§ **DIRECTION**:
With the line containing "Output the text content of this document." as the first line and the last line of the records as the final one, reproduce that range exactly.

•••

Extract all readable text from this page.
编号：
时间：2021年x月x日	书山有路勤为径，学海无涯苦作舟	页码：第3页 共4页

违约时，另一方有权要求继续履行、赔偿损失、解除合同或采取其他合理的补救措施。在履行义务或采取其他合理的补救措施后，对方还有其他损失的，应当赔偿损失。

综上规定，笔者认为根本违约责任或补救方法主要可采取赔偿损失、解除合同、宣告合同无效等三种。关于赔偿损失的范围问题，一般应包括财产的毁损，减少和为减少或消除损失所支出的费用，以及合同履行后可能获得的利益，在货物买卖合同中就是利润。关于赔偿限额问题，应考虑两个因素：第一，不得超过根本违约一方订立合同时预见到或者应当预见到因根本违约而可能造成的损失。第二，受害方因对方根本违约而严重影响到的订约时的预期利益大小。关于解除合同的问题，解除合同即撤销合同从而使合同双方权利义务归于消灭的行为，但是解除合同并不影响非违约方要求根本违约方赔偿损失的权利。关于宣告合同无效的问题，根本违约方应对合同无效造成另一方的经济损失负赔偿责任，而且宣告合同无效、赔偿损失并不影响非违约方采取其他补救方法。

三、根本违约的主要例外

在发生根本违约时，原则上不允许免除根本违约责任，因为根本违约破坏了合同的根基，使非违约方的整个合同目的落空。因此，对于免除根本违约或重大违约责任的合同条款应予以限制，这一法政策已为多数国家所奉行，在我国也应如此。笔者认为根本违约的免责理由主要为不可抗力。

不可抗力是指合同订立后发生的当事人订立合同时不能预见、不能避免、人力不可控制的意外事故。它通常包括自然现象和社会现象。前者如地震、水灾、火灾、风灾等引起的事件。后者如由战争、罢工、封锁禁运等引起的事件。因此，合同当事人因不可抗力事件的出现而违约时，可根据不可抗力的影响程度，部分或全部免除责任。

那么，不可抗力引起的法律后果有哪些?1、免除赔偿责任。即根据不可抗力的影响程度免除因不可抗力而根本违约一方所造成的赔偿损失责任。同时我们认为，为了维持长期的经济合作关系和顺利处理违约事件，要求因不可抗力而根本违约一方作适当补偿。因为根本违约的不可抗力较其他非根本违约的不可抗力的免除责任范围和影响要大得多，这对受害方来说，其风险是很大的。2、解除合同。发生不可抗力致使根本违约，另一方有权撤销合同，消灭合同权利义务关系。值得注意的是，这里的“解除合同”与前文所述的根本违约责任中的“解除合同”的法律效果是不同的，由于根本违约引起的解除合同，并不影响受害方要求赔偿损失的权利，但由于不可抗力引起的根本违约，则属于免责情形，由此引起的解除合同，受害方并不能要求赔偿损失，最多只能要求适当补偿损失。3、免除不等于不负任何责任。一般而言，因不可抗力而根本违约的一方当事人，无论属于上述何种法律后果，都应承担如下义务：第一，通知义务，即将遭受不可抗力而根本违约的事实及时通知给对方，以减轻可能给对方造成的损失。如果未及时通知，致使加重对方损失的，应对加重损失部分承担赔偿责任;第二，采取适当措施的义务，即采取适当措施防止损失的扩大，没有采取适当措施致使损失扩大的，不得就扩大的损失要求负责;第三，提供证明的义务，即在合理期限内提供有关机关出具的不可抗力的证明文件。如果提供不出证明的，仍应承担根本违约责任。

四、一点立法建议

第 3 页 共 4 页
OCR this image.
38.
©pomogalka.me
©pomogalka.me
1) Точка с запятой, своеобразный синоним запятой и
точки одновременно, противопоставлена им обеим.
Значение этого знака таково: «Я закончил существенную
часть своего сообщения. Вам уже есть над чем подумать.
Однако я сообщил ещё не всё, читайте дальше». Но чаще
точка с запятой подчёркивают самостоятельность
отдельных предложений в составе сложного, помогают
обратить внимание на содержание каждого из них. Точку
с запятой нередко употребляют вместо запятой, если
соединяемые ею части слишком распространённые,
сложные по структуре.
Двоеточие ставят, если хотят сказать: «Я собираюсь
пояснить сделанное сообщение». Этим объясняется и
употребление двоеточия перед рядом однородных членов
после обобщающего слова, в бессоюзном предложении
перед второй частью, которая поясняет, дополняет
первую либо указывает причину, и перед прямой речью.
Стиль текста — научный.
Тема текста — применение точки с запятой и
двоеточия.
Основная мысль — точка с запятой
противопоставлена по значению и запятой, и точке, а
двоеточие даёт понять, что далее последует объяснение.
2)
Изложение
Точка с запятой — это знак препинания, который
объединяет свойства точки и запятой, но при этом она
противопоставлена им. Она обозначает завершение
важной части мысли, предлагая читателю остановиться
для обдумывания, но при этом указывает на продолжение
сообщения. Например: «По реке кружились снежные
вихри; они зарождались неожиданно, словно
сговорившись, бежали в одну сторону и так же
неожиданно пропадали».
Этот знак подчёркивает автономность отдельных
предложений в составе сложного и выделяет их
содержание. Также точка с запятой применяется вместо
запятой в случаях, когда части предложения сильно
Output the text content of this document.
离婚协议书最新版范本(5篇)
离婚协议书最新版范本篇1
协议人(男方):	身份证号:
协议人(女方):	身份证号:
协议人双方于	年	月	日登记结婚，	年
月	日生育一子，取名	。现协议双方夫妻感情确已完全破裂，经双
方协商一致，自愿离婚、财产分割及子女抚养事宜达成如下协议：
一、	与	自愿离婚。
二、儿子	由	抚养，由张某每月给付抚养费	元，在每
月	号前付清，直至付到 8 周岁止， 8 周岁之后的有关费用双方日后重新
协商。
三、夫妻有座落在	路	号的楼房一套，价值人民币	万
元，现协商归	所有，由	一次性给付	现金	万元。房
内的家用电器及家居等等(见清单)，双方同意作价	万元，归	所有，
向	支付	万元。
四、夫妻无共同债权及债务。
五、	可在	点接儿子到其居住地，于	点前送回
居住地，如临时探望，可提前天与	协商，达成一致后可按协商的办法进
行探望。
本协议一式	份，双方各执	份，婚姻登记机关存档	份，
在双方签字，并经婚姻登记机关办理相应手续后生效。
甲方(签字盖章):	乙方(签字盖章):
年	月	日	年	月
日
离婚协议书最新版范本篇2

•••

§ **EXERCISE RESPONSE**:
Output the text content of this document.
离婚协议书最新版范本(5篇)
离婚协议书最新版范本篇1
协议人(男方):	身份证号:
协议人(女方):	身份证号:
协议人双方于	年	月	日登记结婚，	年
月	日生育一子，取名	。现协议双方夫妻感情确已完全破裂，经双
方协商一致，自愿离婚、财产分割及子女抚养事宜达成如下协议：
一、	与	自愿离婚。
二、儿子	由	抚养，由张某每月给付抚养费	元，在每
月	号前付清，直至付到 8 周岁止， 8 周岁之后的有关费用双方日后重新
协商。
三、夫妻有座落在	路	号的楼房一套，价值人民币	万
元，现协商归	所有，由	一次性给付	现金	万元。房
内的家用电器及家居等等(见清单)，双方同意作价	万元，归	所有，
向	支付	万元。
四、夫妻无共同债权及债务。
五、	可在	点接儿子到其居住地，于	点前送回
居住地，如临时探望，可提前天与	协商，达成一致后可按协商的办法进
行探望。
本协议一式	份，双方各执	份，婚姻登记机关存档	份，
在双方签字，并经婚姻登记机关办理相应手续后生效。
甲方(签字盖章):	乙方(签字盖章):
年	月	日	年	月
日
离婚协议书最新版范本篇2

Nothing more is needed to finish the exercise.